■ **Exercise prompt**
Restate the whole of the material. Keep every word, and drop the pictures.

■ **Given data**
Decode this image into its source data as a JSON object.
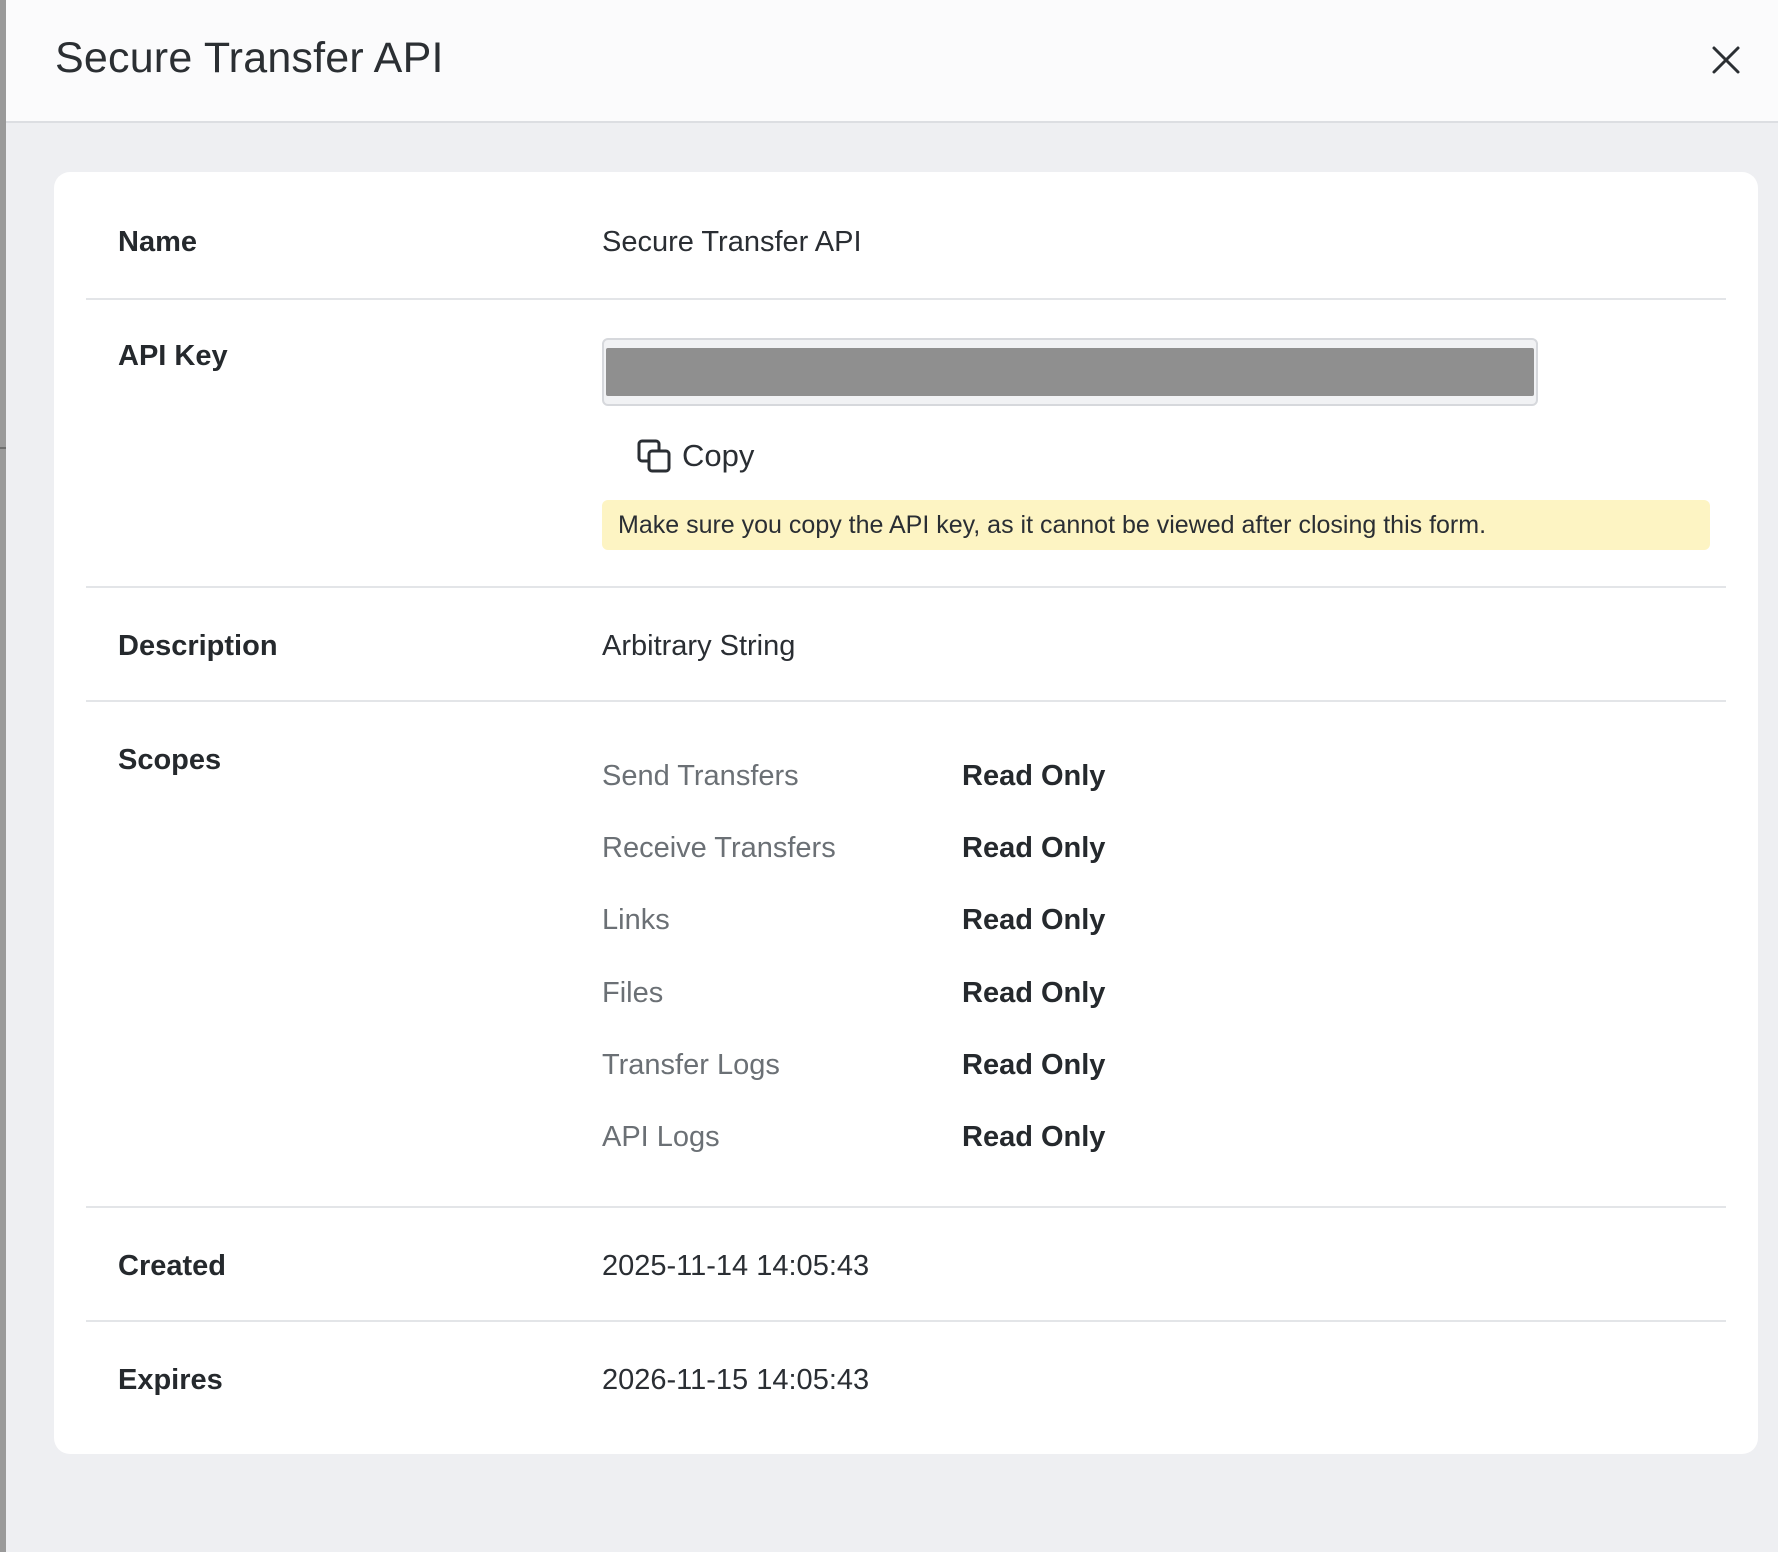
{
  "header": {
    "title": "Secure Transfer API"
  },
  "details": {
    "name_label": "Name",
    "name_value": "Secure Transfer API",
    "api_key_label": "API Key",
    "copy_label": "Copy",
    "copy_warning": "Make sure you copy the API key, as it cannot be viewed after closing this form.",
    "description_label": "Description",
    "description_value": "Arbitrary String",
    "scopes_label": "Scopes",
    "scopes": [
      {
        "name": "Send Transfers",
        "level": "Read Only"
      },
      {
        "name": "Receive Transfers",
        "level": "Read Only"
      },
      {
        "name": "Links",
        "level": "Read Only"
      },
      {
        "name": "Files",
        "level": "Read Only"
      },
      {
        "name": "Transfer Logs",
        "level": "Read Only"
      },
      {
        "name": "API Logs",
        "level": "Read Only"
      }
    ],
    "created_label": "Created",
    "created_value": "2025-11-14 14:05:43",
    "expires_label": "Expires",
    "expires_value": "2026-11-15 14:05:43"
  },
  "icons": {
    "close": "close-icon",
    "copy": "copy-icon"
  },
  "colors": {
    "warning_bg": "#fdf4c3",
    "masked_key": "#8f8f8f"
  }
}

■ **Exercise answer**
Decode this image into its source data as a JSON object.
{
  "header": {
    "title": "Secure Transfer API"
  },
  "details": {
    "name_label": "Name",
    "name_value": "Secure Transfer API",
    "api_key_label": "API Key",
    "copy_label": "Copy",
    "copy_warning": "Make sure you copy the API key, as it cannot be viewed after closing this form.",
    "description_label": "Description",
    "description_value": "Arbitrary String",
    "scopes_label": "Scopes",
    "scopes": [
      {
        "name": "Send Transfers",
        "level": "Read Only"
      },
      {
        "name": "Receive Transfers",
        "level": "Read Only"
      },
      {
        "name": "Links",
        "level": "Read Only"
      },
      {
        "name": "Files",
        "level": "Read Only"
      },
      {
        "name": "Transfer Logs",
        "level": "Read Only"
      },
      {
        "name": "API Logs",
        "level": "Read Only"
      }
    ],
    "created_label": "Created",
    "created_value": "2025-11-14 14:05:43",
    "expires_label": "Expires",
    "expires_value": "2026-11-15 14:05:43"
  },
  "icons": {
    "close": "close-icon",
    "copy": "copy-icon"
  },
  "colors": {
    "warning_bg": "#fdf4c3",
    "masked_key": "#8f8f8f"
  }
}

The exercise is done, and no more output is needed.